Extract each line bearing the word "River".

### [Material for this task]
------------------------

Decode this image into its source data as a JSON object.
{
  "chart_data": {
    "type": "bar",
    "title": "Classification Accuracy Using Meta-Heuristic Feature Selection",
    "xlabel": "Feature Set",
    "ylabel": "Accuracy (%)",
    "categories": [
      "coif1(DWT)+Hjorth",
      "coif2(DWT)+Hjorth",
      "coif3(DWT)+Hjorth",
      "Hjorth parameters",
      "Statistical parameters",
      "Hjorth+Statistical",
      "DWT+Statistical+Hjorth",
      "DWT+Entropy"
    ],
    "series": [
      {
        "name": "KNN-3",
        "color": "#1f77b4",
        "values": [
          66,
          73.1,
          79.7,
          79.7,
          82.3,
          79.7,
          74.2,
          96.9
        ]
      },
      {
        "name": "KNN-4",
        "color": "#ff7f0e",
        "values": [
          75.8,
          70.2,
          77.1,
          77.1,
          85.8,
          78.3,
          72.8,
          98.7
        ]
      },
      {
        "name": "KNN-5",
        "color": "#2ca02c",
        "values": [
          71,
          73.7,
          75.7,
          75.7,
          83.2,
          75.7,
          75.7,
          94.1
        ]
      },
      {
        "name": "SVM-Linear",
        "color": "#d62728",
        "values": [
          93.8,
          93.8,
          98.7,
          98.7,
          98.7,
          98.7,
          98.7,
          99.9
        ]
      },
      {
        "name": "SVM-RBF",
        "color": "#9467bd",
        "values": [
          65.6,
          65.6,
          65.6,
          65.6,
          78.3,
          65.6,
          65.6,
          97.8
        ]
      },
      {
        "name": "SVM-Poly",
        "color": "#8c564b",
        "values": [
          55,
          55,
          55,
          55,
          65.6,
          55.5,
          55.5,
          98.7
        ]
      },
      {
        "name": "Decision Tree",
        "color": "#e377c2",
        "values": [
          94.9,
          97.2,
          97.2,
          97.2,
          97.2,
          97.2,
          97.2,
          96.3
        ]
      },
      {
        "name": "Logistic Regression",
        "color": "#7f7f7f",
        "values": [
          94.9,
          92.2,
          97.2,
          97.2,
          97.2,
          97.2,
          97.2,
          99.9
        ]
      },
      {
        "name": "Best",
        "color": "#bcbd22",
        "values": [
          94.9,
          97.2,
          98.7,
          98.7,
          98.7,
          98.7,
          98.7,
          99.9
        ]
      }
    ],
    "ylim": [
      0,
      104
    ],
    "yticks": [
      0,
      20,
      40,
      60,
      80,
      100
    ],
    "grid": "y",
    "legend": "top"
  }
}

------------------------

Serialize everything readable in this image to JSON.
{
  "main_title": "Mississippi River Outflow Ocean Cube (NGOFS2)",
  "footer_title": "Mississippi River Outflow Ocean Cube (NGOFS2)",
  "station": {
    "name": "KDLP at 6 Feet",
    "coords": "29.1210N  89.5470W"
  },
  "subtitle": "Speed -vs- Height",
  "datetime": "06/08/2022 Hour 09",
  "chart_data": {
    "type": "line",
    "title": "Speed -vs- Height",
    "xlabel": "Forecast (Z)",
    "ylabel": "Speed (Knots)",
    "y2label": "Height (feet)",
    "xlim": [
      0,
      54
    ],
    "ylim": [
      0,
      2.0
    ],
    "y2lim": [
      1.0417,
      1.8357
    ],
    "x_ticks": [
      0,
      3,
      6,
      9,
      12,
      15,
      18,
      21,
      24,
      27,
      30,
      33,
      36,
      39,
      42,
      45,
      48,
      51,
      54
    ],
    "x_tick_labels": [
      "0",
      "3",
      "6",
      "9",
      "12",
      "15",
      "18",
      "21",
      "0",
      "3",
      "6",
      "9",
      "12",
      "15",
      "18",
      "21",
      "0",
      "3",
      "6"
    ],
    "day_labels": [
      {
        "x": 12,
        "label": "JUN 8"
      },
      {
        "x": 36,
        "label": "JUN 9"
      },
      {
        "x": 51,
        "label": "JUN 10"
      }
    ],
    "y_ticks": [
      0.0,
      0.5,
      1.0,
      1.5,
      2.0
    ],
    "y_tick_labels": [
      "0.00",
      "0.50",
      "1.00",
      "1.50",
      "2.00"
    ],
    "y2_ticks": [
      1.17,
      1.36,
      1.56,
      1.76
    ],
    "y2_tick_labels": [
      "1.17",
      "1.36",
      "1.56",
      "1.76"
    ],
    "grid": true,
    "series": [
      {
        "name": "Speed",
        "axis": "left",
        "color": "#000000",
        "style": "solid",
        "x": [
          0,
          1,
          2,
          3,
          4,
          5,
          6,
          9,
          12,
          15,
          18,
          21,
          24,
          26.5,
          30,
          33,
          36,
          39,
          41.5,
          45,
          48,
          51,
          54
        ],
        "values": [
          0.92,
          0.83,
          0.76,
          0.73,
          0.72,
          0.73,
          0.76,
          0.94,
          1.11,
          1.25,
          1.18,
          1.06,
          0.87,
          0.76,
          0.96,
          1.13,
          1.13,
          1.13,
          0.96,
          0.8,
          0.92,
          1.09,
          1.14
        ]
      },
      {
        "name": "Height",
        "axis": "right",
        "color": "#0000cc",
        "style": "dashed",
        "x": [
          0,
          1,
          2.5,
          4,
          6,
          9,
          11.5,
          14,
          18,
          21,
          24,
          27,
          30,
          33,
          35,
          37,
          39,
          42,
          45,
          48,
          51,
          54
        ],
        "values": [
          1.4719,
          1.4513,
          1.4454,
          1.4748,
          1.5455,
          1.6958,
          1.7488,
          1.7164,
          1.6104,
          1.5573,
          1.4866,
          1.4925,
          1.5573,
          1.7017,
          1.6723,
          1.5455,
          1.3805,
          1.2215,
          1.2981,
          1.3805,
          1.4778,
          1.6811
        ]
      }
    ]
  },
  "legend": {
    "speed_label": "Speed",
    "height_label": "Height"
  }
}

------------------------

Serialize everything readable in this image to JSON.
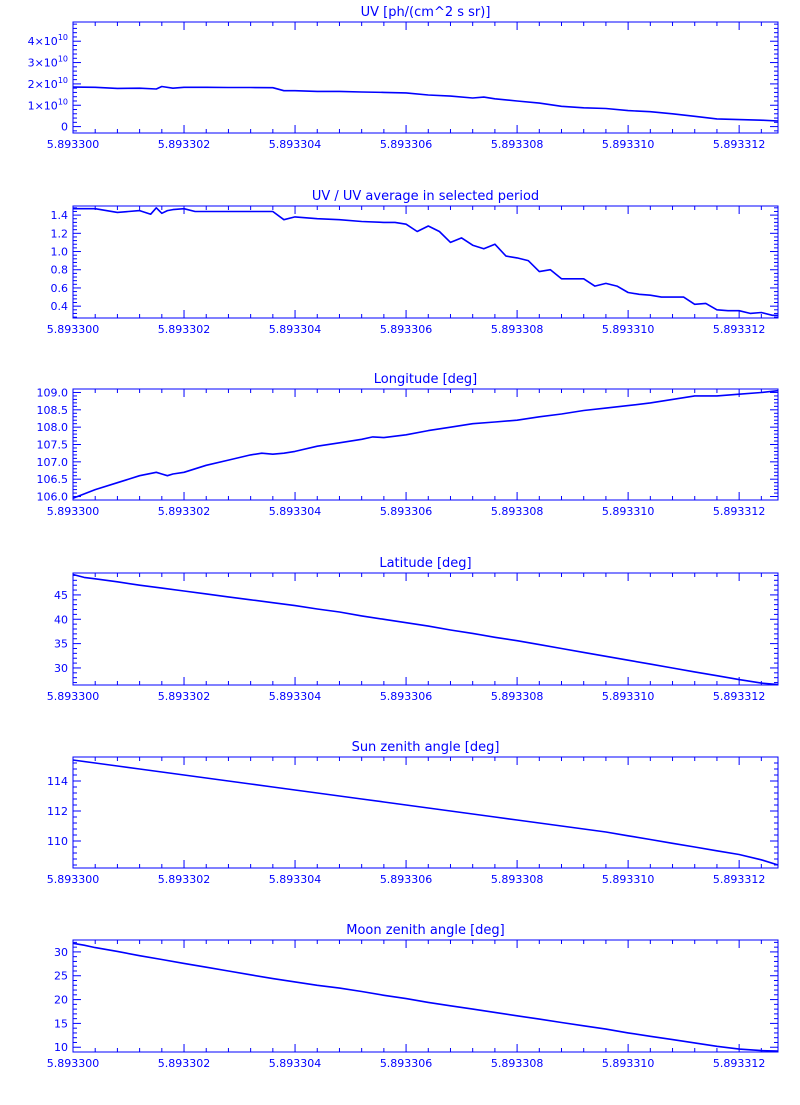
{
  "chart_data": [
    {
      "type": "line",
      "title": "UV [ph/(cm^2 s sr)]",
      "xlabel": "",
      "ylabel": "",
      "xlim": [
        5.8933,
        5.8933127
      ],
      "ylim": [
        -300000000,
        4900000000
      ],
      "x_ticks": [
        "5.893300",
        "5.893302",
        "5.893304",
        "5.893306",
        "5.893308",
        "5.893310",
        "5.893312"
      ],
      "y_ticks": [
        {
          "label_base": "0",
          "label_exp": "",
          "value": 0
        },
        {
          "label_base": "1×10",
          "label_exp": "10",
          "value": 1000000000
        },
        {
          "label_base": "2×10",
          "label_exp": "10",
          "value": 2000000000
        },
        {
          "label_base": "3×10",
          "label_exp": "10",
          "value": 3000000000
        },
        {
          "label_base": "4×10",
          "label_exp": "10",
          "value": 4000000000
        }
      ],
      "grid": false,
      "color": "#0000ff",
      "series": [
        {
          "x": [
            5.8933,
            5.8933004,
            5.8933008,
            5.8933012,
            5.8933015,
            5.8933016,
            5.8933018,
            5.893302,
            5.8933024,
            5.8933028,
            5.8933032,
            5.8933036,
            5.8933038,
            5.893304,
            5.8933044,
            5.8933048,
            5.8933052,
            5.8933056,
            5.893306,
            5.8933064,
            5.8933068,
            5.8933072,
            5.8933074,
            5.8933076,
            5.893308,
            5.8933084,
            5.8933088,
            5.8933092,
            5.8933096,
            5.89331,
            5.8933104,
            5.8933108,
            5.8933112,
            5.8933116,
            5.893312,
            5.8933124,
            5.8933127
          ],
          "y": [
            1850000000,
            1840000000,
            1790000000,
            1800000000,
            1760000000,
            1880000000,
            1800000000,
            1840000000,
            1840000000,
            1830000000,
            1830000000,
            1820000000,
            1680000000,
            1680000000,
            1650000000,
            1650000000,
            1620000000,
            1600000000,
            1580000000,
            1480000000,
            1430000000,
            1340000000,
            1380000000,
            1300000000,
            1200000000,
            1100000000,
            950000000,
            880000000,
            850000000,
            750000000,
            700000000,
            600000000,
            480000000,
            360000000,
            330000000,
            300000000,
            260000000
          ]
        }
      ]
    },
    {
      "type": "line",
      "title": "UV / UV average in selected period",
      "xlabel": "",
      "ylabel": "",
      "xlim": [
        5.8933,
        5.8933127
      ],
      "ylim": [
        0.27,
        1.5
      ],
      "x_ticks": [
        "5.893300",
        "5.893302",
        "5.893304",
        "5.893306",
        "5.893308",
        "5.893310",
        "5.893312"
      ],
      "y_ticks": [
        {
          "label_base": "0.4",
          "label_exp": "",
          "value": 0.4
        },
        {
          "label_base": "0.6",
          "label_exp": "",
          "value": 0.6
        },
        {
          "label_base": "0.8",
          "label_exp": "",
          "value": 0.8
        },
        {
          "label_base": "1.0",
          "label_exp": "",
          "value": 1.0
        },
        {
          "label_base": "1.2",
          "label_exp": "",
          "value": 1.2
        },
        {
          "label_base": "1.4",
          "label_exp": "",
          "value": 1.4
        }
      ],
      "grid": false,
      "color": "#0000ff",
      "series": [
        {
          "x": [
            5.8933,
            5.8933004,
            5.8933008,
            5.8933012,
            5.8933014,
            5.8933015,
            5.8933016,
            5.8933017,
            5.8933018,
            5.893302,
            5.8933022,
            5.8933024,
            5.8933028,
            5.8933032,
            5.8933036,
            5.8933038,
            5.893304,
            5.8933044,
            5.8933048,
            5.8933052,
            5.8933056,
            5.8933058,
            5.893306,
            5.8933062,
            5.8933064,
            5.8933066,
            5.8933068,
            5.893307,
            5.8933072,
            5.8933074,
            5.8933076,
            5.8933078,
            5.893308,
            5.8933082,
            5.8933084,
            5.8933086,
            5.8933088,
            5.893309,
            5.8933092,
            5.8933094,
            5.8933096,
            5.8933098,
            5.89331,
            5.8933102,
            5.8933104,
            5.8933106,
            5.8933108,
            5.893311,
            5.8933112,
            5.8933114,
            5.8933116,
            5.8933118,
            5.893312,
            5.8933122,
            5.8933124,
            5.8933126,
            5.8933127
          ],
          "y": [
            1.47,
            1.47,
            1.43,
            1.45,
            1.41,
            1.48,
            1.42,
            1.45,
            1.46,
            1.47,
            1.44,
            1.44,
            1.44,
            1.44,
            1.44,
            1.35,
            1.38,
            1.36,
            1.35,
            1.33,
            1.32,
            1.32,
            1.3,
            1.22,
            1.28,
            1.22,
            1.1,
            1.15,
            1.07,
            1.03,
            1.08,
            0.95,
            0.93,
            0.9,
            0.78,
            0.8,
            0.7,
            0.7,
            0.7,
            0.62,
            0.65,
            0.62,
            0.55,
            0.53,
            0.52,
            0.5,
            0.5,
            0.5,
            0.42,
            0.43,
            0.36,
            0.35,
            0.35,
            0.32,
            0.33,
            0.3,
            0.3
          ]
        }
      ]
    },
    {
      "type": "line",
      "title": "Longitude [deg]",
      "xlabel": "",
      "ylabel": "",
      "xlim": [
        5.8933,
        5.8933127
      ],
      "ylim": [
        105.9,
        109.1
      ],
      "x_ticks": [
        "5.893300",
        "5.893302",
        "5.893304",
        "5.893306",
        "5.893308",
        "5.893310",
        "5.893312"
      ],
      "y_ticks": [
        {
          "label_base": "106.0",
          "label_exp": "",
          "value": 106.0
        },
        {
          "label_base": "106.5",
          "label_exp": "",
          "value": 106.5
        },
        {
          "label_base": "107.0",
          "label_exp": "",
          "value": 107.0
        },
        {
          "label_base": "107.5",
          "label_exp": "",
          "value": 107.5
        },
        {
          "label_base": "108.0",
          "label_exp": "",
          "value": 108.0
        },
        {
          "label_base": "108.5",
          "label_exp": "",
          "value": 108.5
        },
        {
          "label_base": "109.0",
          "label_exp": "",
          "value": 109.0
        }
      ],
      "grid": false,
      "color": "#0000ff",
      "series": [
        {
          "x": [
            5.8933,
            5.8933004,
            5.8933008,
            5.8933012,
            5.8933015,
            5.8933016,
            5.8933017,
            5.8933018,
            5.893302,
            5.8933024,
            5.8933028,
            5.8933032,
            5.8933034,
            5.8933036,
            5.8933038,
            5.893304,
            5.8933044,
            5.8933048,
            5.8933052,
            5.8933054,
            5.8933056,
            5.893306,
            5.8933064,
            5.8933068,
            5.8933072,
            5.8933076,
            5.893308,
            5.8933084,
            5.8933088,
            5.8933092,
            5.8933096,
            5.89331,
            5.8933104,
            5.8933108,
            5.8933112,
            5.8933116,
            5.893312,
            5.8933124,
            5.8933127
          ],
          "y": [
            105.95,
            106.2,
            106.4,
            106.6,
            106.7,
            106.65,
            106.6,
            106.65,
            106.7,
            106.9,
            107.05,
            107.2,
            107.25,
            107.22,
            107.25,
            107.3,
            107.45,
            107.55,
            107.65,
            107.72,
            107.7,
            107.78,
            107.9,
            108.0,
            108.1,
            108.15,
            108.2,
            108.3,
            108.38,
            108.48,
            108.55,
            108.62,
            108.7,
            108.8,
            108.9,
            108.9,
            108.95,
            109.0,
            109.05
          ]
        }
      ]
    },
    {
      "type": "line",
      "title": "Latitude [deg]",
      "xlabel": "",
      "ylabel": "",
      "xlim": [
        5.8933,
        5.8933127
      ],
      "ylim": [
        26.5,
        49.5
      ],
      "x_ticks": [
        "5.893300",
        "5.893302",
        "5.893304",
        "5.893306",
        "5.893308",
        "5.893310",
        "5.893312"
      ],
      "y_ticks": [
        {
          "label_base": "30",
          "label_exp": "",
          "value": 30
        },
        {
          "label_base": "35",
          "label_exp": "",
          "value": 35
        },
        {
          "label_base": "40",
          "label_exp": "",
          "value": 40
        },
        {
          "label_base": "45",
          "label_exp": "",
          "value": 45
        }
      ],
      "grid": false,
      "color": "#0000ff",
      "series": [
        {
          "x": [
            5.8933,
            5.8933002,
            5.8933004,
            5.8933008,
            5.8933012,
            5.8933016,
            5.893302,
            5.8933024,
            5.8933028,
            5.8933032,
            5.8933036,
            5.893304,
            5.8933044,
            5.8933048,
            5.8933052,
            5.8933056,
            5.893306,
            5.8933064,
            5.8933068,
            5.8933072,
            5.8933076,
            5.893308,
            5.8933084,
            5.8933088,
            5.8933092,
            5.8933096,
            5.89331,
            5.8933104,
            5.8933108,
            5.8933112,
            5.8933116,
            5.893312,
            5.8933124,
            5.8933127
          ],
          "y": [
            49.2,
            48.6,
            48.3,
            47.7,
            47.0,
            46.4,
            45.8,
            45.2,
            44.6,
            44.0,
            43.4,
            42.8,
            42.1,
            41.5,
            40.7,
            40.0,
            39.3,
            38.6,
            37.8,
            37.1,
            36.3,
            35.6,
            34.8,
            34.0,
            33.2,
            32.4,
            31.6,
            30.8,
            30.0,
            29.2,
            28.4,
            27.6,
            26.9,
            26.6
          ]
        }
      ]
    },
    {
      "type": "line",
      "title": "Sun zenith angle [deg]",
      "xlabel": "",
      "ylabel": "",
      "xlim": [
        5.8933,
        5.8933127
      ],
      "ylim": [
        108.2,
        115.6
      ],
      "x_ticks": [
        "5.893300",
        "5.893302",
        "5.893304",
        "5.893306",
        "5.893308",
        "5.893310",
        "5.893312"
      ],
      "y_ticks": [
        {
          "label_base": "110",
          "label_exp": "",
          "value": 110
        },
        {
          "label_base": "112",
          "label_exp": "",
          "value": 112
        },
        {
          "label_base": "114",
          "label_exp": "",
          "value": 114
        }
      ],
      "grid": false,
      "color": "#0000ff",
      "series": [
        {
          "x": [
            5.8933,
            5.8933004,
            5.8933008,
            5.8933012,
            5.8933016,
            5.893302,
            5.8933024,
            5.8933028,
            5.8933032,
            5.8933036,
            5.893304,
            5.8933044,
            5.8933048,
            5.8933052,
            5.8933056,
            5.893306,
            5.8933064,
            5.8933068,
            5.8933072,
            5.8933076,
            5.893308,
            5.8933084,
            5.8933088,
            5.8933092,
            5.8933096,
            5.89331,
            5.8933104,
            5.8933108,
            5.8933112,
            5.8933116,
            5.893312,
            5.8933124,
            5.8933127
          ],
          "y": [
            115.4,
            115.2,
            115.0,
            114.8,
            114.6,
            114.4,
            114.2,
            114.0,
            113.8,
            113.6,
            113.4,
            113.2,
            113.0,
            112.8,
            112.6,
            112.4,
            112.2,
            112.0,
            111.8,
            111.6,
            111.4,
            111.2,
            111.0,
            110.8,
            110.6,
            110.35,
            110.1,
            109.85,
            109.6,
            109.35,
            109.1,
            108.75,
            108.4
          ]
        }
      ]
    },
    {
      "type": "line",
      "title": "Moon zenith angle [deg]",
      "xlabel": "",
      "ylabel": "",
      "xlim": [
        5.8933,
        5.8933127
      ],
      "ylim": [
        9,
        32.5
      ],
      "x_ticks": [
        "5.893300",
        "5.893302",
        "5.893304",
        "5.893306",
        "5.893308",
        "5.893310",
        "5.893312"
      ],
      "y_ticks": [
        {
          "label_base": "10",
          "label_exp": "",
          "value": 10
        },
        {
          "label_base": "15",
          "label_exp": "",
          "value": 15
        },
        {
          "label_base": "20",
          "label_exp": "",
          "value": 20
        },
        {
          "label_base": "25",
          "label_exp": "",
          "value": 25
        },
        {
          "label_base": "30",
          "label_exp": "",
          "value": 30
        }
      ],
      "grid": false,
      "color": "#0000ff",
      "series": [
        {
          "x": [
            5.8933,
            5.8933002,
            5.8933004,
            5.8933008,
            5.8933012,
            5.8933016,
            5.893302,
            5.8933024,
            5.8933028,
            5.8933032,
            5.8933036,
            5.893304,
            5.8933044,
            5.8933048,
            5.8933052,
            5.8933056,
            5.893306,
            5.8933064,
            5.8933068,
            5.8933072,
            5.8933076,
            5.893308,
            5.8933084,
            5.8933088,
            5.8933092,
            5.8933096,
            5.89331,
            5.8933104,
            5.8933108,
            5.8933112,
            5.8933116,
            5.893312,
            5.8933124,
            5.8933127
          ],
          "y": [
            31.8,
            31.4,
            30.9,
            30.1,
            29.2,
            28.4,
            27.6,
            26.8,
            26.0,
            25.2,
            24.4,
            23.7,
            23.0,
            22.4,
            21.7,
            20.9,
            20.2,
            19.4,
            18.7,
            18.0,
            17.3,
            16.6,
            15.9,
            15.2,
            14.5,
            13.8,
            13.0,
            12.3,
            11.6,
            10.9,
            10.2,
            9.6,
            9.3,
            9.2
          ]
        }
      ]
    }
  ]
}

------------------------

### [Written answer]
  "main_title": "Mississippi River Outflow Ocean Cube (NGOFS2)",
  "footer_title": "Mississippi River Outflow Ocean Cube (NGOFS2)",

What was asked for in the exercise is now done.